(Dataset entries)
□ □ □
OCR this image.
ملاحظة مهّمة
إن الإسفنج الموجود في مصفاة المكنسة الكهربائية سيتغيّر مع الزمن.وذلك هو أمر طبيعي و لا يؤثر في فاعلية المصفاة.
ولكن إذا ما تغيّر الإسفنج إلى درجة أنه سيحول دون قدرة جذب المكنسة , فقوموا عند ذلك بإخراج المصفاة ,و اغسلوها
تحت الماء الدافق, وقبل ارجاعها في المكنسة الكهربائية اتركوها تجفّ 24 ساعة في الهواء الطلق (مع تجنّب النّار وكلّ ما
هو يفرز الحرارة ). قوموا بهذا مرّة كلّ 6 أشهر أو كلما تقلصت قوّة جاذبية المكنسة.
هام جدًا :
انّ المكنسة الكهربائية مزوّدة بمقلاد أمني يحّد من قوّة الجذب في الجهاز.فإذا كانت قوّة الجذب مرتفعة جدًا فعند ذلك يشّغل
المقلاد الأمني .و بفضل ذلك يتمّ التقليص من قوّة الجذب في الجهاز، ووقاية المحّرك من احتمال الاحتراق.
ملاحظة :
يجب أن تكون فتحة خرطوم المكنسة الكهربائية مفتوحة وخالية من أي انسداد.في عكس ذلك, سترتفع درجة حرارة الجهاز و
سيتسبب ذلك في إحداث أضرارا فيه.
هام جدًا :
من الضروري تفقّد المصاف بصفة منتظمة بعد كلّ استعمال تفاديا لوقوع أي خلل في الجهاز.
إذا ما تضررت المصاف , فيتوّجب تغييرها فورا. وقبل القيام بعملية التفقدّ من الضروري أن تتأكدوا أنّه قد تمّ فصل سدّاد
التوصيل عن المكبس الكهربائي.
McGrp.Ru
□ □ □
Set exercise =>
Reproduce the complete set of lines precisely as supplied.

Response to the task =>
OCR this image.
ملاحظة مهّمة
إن الإسفنج الموجود في مصفاة المكنسة الكهربائية سيتغيّر مع الزمن.وذلك هو أمر طبيعي و لا يؤثر في فاعلية المصفاة.
ولكن إذا ما تغيّر الإسفنج إلى درجة أنه سيحول دون قدرة جذب المكنسة , فقوموا عند ذلك بإخراج المصفاة ,و اغسلوها
تحت الماء الدافق, وقبل ارجاعها في المكنسة الكهربائية اتركوها تجفّ 24 ساعة في الهواء الطلق (مع تجنّب النّار وكلّ ما
هو يفرز الحرارة ). قوموا بهذا مرّة كلّ 6 أشهر أو كلما تقلصت قوّة جاذبية المكنسة.
هام جدًا :
انّ المكنسة الكهربائية مزوّدة بمقلاد أمني يحّد من قوّة الجذب في الجهاز.فإذا كانت قوّة الجذب مرتفعة جدًا فعند ذلك يشّغل
المقلاد الأمني .و بفضل ذلك يتمّ التقليص من قوّة الجذب في الجهاز، ووقاية المحّرك من احتمال الاحتراق.
ملاحظة :
يجب أن تكون فتحة خرطوم المكنسة الكهربائية مفتوحة وخالية من أي انسداد.في عكس ذلك, سترتفع درجة حرارة الجهاز و
سيتسبب ذلك في إحداث أضرارا فيه.
هام جدًا :
من الضروري تفقّد المصاف بصفة منتظمة بعد كلّ استعمال تفاديا لوقوع أي خلل في الجهاز.
إذا ما تضررت المصاف , فيتوّجب تغييرها فورا. وقبل القيام بعملية التفقدّ من الضروري أن تتأكدوا أنّه قد تمّ فصل سدّاد
التوصيل عن المكبس الكهربائي.
McGrp.Ru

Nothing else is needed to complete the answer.